## ТЕКСТ
Класс

Россия, Омск, ул. Некрасова, 3, 5 этаж Россия, Омск, ул. Некрасова, 3, 5 этаж Класс

17 октября 2013 05.59

Роман Ковалёв: «Однажды омичи придут и сами заберут свои скамейки»

Он отмахивается от звания «герой нашего времени» и говорит, что в Омске просто получить любой статус — просто потому что здесь мало что происходит интересного. Однако Роман Ковалёв сам создаёт интересные события для города, стараясь делать при этом максимально независимый вид. Наверное, Ковалёв, который с друзьями провёл два Городских пикника и основал проект «Горки», мог бы легко заменить пару департаментов омской мэрии по уровню своей активности.



Он отмахивается от звания «герой нашего времени» и говорит, что в Омске просто получить любой статус — просто потому что здесь мало что происходит интересного. Однако Роман Ковалёв сам создаёт интересные события для города, стараясь делать при этом максимально независимый вид. Наверное, Ковалёв, который с друзьями провёл два Городских пикника и основал проект «Горки», мог бы легко заменить пару департаментов омской мэрии по уровню своей активности.

## РАЗДЕЛ ДАННЫХ
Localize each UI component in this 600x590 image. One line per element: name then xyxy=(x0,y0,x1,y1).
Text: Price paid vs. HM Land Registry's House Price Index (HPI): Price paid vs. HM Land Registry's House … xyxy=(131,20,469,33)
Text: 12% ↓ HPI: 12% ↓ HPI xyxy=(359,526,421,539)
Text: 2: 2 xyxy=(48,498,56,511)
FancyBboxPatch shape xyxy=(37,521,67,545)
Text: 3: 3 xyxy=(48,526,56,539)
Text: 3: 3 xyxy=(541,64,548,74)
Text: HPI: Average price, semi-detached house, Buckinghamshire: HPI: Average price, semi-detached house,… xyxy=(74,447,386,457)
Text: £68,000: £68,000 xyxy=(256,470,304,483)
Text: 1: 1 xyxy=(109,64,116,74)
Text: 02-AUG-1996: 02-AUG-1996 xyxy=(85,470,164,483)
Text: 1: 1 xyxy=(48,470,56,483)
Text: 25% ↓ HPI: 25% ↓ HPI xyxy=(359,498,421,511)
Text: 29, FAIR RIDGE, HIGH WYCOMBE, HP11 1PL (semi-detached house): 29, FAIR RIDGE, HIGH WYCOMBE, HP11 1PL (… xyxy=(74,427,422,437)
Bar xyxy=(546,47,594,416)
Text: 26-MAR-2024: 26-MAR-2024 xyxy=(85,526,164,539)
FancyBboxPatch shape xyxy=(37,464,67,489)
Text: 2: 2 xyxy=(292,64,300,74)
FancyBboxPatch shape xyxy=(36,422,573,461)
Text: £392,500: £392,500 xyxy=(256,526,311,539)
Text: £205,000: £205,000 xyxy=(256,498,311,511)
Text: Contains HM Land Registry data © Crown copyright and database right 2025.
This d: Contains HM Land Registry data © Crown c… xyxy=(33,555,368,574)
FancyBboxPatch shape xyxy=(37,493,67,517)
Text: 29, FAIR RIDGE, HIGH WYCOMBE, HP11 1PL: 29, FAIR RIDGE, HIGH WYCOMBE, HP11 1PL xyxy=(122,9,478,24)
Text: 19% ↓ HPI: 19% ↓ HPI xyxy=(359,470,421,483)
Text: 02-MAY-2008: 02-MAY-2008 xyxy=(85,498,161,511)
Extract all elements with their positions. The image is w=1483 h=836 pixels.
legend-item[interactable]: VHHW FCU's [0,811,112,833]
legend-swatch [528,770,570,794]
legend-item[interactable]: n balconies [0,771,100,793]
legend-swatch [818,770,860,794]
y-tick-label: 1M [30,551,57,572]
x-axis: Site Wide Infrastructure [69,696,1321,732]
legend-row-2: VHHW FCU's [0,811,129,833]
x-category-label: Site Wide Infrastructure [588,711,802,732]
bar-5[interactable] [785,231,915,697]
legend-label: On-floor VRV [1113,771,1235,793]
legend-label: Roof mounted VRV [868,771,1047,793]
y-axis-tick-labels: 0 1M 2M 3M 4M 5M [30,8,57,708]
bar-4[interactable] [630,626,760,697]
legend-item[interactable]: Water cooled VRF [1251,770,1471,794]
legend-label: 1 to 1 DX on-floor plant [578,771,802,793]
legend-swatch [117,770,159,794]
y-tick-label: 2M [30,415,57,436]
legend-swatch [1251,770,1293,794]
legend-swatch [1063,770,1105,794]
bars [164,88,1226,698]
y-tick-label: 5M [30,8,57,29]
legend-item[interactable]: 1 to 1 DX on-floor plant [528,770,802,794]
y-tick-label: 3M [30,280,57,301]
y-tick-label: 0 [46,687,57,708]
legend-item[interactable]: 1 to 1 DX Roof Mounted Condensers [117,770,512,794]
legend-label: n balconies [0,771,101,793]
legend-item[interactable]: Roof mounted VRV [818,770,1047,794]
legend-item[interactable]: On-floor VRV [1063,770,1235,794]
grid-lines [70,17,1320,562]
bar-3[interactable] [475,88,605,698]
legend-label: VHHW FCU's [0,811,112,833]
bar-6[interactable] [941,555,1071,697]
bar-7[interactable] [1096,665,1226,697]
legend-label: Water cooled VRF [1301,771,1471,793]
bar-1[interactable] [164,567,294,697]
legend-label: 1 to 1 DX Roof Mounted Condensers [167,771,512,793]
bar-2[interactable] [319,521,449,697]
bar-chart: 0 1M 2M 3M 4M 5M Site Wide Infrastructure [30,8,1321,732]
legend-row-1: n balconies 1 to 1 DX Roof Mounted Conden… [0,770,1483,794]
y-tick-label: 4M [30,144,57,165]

## ЗАДАНИЯ
A - Переведите на английский язык предложение из текста о Романе Ковалёве: «Однако Роман Ковалёв сам создаёт интересные события для города, стараясь делать при этом максимально независимый вид.»
B - Какой проект основал Роман Ковалёв, согласно тексту о нём?
C - Допишите текст о Романе Ковалёве, начиная с места, где он обрывается.

## ОТВЕТЫ
A - However, Roman Kovalev himself creates interesting events for the city, while trying to appear as independent as possible.

B - Проект «Горки».

C -
На фестивале «ПОРА» его проект «Горки» неожиданно взял Гран-при, а пикник признали лучшей кампанией. Роман утверждает, что кража лавочек, благодаря которой омичи узнали о «Горках», здесь совершенно ни при чём.

— Мы с тобой познакомились в ту пору, когда поднималось общественное движение, в декабре 2011 года. И помню, я ещё удивился: а откуда взялось вот это новое молодое поколение людей, которым не всё равно. Ты, например, откуда такой?

— Я взялся из Уренгоя. Закончил ОмГУ по специальности «политология». Собственно, этим моя активность последующая и обуславливается. Митинги, получается, «работа» по профессии. «Работа» в кавычках, конечно. Я немного поучаствовал в работе партии «Яблоко», благодаря своему преподавателю и, хочу надеяться, другу Сергею Костареву. Вместе с ним из «Яблока» ушёл.

— Сегодня как раз завершился очередной этап в жизни Алексея Навального и в жизни страны…
— Хорошо, что условное…

— Навальный после событий 2011 года и последующих событий стал фигурой, которую безоговорочно начали воспринимать как объединяющую для всей оппозиции. На твой взгляд, почему Омск не родил такого лидера? У нас ведь тоже поднималась волна?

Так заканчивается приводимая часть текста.